### What you need to do
List each line of the data that holds the string "khác", please.

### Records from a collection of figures
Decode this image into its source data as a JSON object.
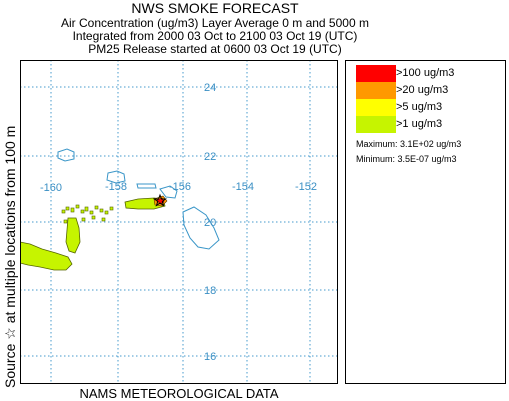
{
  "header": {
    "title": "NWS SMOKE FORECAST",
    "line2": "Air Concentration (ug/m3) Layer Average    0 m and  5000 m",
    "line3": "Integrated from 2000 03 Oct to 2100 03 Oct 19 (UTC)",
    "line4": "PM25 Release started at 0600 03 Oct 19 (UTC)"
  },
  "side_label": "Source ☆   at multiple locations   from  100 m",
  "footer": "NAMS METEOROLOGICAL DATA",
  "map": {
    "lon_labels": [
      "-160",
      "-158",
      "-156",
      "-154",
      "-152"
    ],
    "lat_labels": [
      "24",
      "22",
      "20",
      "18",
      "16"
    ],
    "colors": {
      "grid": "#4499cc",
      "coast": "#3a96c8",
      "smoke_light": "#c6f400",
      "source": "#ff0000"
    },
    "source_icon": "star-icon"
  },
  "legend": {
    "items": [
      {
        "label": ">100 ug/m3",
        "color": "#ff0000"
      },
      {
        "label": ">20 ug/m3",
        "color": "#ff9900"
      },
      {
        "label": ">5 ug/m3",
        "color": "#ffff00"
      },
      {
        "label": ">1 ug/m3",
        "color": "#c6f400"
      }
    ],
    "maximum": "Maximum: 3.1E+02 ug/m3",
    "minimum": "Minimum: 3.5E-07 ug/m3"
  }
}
--
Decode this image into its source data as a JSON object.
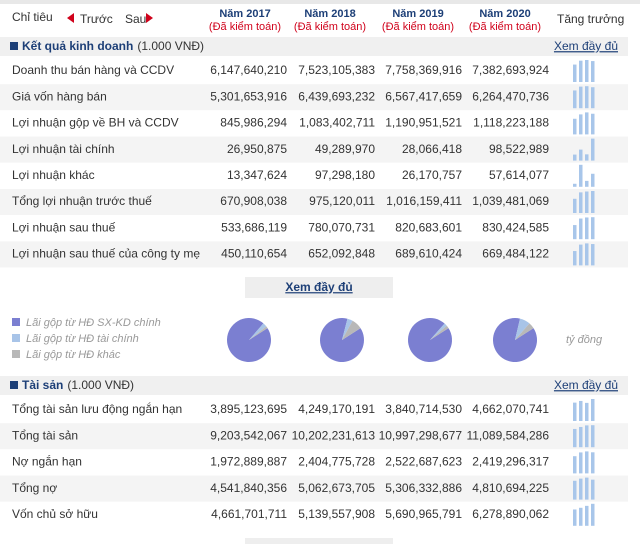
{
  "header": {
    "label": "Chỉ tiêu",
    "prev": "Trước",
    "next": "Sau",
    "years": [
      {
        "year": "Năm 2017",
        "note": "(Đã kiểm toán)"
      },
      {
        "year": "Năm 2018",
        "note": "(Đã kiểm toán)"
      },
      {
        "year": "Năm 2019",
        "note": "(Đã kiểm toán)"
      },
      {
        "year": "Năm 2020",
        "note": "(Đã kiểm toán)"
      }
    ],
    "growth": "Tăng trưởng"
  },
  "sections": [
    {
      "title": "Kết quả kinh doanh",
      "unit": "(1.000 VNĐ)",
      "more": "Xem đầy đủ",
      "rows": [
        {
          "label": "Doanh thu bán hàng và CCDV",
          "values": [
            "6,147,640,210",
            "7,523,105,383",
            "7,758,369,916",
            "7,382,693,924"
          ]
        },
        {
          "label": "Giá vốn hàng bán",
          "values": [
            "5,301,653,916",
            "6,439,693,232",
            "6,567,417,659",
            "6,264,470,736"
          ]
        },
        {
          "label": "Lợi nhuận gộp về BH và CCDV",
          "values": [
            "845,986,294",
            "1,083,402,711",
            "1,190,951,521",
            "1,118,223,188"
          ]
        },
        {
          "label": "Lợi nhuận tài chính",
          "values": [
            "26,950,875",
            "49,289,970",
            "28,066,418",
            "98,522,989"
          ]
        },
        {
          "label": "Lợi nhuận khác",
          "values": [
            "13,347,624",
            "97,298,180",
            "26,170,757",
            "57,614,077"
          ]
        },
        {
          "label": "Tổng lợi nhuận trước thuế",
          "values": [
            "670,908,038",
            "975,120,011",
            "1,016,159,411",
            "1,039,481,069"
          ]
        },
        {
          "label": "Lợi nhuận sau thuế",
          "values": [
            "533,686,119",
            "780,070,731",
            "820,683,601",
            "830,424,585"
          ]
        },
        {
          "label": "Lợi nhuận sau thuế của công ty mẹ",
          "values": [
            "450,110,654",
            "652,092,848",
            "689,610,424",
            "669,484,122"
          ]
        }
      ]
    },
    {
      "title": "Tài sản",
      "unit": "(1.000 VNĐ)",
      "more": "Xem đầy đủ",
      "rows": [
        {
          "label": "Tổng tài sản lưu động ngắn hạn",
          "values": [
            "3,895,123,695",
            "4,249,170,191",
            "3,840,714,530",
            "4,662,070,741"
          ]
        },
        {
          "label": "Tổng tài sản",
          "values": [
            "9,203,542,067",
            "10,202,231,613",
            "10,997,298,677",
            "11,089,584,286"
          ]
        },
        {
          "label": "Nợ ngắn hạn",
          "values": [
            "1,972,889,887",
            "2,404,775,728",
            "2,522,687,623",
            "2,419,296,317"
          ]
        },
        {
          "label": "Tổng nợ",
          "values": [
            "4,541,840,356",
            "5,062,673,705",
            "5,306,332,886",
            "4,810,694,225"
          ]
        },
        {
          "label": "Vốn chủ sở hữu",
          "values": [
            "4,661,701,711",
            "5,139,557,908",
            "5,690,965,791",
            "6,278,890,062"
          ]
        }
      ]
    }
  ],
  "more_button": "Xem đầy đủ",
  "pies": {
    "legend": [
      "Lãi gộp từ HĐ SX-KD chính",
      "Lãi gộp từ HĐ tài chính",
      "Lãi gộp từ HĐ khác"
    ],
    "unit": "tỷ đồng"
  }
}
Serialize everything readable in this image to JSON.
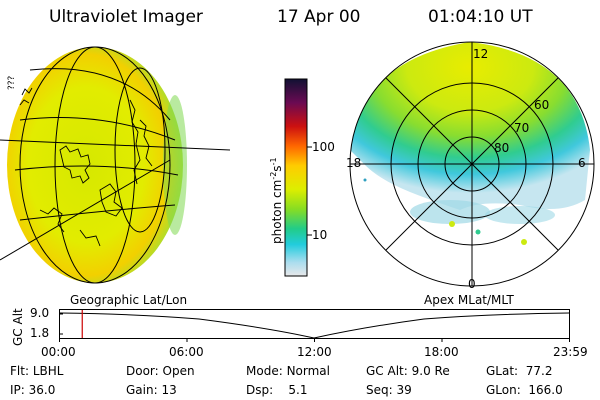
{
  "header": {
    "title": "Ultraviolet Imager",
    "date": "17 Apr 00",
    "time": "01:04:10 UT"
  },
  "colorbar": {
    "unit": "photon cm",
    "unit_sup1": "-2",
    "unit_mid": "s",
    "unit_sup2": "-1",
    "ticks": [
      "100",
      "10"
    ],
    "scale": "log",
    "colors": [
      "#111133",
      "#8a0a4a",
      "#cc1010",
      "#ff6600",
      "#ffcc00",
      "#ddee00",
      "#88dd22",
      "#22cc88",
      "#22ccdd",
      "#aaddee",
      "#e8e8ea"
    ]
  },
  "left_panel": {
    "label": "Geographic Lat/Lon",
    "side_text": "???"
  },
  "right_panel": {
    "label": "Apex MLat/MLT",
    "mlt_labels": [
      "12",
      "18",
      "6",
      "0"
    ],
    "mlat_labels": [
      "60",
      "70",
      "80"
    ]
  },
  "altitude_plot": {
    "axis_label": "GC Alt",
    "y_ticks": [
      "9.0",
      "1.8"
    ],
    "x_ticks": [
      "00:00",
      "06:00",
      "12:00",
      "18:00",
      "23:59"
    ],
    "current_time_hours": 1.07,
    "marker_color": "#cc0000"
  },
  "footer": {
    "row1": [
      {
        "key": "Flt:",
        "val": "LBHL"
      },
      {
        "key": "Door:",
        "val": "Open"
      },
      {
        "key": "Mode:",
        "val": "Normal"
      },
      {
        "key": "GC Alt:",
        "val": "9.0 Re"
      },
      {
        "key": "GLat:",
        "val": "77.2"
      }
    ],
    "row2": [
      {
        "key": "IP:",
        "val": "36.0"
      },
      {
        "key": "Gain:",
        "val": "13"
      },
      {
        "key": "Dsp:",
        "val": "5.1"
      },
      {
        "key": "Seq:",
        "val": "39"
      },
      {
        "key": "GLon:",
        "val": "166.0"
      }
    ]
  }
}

### Result of this task
          "label": "Lợi nhuận khác",
      "Lãi gộp từ HĐ khác"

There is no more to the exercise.